◆ OBJECTIVE
Give back all the data exactly, line by line.

◆ Items from a data source

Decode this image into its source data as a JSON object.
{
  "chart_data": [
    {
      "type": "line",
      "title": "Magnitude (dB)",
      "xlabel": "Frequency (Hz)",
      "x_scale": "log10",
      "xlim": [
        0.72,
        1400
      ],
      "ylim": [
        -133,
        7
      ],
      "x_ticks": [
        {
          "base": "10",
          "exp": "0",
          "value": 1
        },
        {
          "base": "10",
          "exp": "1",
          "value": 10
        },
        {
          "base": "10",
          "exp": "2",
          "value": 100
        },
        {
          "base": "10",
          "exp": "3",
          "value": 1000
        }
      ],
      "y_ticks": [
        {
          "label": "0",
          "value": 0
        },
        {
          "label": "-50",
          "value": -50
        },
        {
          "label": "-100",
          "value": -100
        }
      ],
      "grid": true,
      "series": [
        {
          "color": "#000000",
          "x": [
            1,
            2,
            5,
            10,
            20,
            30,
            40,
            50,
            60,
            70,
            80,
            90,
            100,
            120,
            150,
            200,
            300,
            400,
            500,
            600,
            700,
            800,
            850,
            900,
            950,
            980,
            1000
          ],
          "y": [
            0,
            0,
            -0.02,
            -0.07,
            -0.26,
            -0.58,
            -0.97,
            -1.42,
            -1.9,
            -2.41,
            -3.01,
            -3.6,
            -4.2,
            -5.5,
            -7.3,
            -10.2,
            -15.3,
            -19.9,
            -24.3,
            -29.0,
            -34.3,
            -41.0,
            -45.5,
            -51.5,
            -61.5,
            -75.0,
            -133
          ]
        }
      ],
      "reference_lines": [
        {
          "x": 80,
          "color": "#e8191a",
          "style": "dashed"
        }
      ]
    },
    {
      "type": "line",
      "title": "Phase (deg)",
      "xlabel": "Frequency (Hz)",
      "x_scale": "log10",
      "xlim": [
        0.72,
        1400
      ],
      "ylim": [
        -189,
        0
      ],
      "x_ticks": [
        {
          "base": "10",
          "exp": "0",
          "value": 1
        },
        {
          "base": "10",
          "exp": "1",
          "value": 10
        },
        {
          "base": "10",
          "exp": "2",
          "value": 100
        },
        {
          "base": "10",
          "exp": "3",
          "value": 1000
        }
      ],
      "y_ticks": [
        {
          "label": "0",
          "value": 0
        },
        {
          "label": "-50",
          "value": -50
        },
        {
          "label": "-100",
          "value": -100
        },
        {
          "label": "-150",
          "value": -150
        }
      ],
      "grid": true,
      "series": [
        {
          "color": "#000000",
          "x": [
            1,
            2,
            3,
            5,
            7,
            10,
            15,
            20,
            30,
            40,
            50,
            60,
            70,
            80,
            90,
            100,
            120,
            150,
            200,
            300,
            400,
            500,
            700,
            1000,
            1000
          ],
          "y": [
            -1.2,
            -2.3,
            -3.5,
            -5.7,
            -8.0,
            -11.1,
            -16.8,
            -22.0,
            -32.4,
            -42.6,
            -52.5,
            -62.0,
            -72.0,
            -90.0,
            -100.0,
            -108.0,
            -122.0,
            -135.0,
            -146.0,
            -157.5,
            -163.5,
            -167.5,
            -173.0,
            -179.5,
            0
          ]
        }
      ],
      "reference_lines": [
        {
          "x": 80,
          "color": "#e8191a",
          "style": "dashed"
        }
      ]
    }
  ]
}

◆ SOLUTION TO THIS EXERCISE
Decode this image into its source data as a JSON object.
{
  "chart_data": [
    {
      "type": "line",
      "title": "Magnitude (dB)",
      "xlabel": "Frequency (Hz)",
      "x_scale": "log10",
      "xlim": [
        0.72,
        1400
      ],
      "ylim": [
        -133,
        7
      ],
      "x_ticks": [
        {
          "base": "10",
          "exp": "0",
          "value": 1
        },
        {
          "base": "10",
          "exp": "1",
          "value": 10
        },
        {
          "base": "10",
          "exp": "2",
          "value": 100
        },
        {
          "base": "10",
          "exp": "3",
          "value": 1000
        }
      ],
      "y_ticks": [
        {
          "label": "0",
          "value": 0
        },
        {
          "label": "-50",
          "value": -50
        },
        {
          "label": "-100",
          "value": -100
        }
      ],
      "grid": true,
      "series": [
        {
          "color": "#000000",
          "x": [
            1,
            2,
            5,
            10,
            20,
            30,
            40,
            50,
            60,
            70,
            80,
            90,
            100,
            120,
            150,
            200,
            300,
            400,
            500,
            600,
            700,
            800,
            850,
            900,
            950,
            980,
            1000
          ],
          "y": [
            0,
            0,
            -0.02,
            -0.07,
            -0.26,
            -0.58,
            -0.97,
            -1.42,
            -1.9,
            -2.41,
            -3.01,
            -3.6,
            -4.2,
            -5.5,
            -7.3,
            -10.2,
            -15.3,
            -19.9,
            -24.3,
            -29.0,
            -34.3,
            -41.0,
            -45.5,
            -51.5,
            -61.5,
            -75.0,
            -133
          ]
        }
      ],
      "reference_lines": [
        {
          "x": 80,
          "color": "#e8191a",
          "style": "dashed"
        }
      ]
    },
    {
      "type": "line",
      "title": "Phase (deg)",
      "xlabel": "Frequency (Hz)",
      "x_scale": "log10",
      "xlim": [
        0.72,
        1400
      ],
      "ylim": [
        -189,
        0
      ],
      "x_ticks": [
        {
          "base": "10",
          "exp": "0",
          "value": 1
        },
        {
          "base": "10",
          "exp": "1",
          "value": 10
        },
        {
          "base": "10",
          "exp": "2",
          "value": 100
        },
        {
          "base": "10",
          "exp": "3",
          "value": 1000
        }
      ],
      "y_ticks": [
        {
          "label": "0",
          "value": 0
        },
        {
          "label": "-50",
          "value": -50
        },
        {
          "label": "-100",
          "value": -100
        },
        {
          "label": "-150",
          "value": -150
        }
      ],
      "grid": true,
      "series": [
        {
          "color": "#000000",
          "x": [
            1,
            2,
            3,
            5,
            7,
            10,
            15,
            20,
            30,
            40,
            50,
            60,
            70,
            80,
            90,
            100,
            120,
            150,
            200,
            300,
            400,
            500,
            700,
            1000,
            1000
          ],
          "y": [
            -1.2,
            -2.3,
            -3.5,
            -5.7,
            -8.0,
            -11.1,
            -16.8,
            -22.0,
            -32.4,
            -42.6,
            -52.5,
            -62.0,
            -72.0,
            -90.0,
            -100.0,
            -108.0,
            -122.0,
            -135.0,
            -146.0,
            -157.5,
            -163.5,
            -167.5,
            -173.0,
            -179.5,
            0
          ]
        }
      ],
      "reference_lines": [
        {
          "x": 80,
          "color": "#e8191a",
          "style": "dashed"
        }
      ]
    }
  ]
}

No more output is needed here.